[START AVAILABLE RECORDS]
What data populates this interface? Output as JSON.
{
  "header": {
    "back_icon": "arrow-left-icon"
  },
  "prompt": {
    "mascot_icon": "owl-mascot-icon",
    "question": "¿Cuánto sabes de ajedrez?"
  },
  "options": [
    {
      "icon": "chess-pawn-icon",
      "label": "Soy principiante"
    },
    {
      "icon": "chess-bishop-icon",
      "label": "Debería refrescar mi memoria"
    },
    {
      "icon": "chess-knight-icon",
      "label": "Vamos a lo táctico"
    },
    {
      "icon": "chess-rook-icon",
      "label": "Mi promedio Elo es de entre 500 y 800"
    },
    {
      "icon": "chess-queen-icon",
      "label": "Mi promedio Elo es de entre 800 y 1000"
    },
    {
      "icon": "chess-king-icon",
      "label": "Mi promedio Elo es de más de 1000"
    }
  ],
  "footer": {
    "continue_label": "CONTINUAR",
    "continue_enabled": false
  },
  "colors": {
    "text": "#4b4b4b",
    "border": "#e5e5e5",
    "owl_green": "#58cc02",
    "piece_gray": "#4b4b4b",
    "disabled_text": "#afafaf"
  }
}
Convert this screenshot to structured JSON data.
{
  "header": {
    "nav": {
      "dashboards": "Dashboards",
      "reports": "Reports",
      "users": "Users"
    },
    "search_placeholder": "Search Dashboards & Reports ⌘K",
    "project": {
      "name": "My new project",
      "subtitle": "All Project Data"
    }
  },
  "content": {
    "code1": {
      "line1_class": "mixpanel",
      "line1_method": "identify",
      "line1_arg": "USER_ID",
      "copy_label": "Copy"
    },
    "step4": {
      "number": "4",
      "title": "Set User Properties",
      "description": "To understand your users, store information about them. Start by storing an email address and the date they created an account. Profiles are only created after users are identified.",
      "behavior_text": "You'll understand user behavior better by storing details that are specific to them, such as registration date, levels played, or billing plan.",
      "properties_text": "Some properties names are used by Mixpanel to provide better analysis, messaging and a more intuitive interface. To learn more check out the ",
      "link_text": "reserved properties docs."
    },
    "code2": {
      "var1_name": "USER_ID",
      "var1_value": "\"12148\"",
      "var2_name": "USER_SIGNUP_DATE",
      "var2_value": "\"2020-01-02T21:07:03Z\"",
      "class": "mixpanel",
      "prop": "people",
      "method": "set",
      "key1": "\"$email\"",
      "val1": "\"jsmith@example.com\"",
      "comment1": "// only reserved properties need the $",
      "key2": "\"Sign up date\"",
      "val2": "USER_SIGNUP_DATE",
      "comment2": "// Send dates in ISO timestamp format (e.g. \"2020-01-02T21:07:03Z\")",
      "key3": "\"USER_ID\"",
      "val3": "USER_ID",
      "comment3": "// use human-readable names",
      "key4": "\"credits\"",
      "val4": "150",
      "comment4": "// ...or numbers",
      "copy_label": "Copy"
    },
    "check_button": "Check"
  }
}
[END AVAILABLE RECORDS]
- [WRITTEN TASK]:
Extract each line from the listing above, please, and repeat it exactly.

- [OUTPUT BELOW]:
What data populates this interface? Output as JSON.
{
  "header": {
    "back_icon": "arrow-left-icon"
  },
  "prompt": {
    "mascot_icon": "owl-mascot-icon",
    "question": "¿Cuánto sabes de ajedrez?"
  },
  "options": [
    {
      "icon": "chess-pawn-icon",
      "label": "Soy principiante"
    },
    {
      "icon": "chess-bishop-icon",
      "label": "Debería refrescar mi memoria"
    },
    {
      "icon": "chess-knight-icon",
      "label": "Vamos a lo táctico"
    },
    {
      "icon": "chess-rook-icon",
      "label": "Mi promedio Elo es de entre 500 y 800"
    },
    {
      "icon": "chess-queen-icon",
      "label": "Mi promedio Elo es de entre 800 y 1000"
    },
    {
      "icon": "chess-king-icon",
      "label": "Mi promedio Elo es de más de 1000"
    }
  ],
  "footer": {
    "continue_label": "CONTINUAR",
    "continue_enabled": false
  },
  "colors": {
    "text": "#4b4b4b",
    "border": "#e5e5e5",
    "owl_green": "#58cc02",
    "piece_gray": "#4b4b4b",
    "disabled_text": "#afafaf"
  }
}
Convert this screenshot to structured JSON data.
{
  "header": {
    "nav": {
      "dashboards": "Dashboards",
      "reports": "Reports",
      "users": "Users"
    },
    "search_placeholder": "Search Dashboards & Reports ⌘K",
    "project": {
      "name": "My new project",
      "subtitle": "All Project Data"
    }
  },
  "content": {
    "code1": {
      "line1_class": "mixpanel",
      "line1_method": "identify",
      "line1_arg": "USER_ID",
      "copy_label": "Copy"
    },
    "step4": {
      "number": "4",
      "title": "Set User Properties",
      "description": "To understand your users, store information about them. Start by storing an email address and the date they created an account. Profiles are only created after users are identified.",
      "behavior_text": "You'll understand user behavior better by storing details that are specific to them, such as registration date, levels played, or billing plan.",
      "properties_text": "Some properties names are used by Mixpanel to provide better analysis, messaging and a more intuitive interface. To learn more check out the ",
      "link_text": "reserved properties docs."
    },
    "code2": {
      "var1_name": "USER_ID",
      "var1_value": "\"12148\"",
      "var2_name": "USER_SIGNUP_DATE",
      "var2_value": "\"2020-01-02T21:07:03Z\"",
      "class": "mixpanel",
      "prop": "people",
      "method": "set",
      "key1": "\"$email\"",
      "val1": "\"jsmith@example.com\"",
      "comment1": "// only reserved properties need the $",
      "key2": "\"Sign up date\"",
      "val2": "USER_SIGNUP_DATE",
      "comment2": "// Send dates in ISO timestamp format (e.g. \"2020-01-02T21:07:03Z\")",
      "key3": "\"USER_ID\"",
      "val3": "USER_ID",
      "comment3": "// use human-readable names",
      "key4": "\"credits\"",
      "val4": "150",
      "comment4": "// ...or numbers",
      "copy_label": "Copy"
    },
    "check_button": "Check"
  }
}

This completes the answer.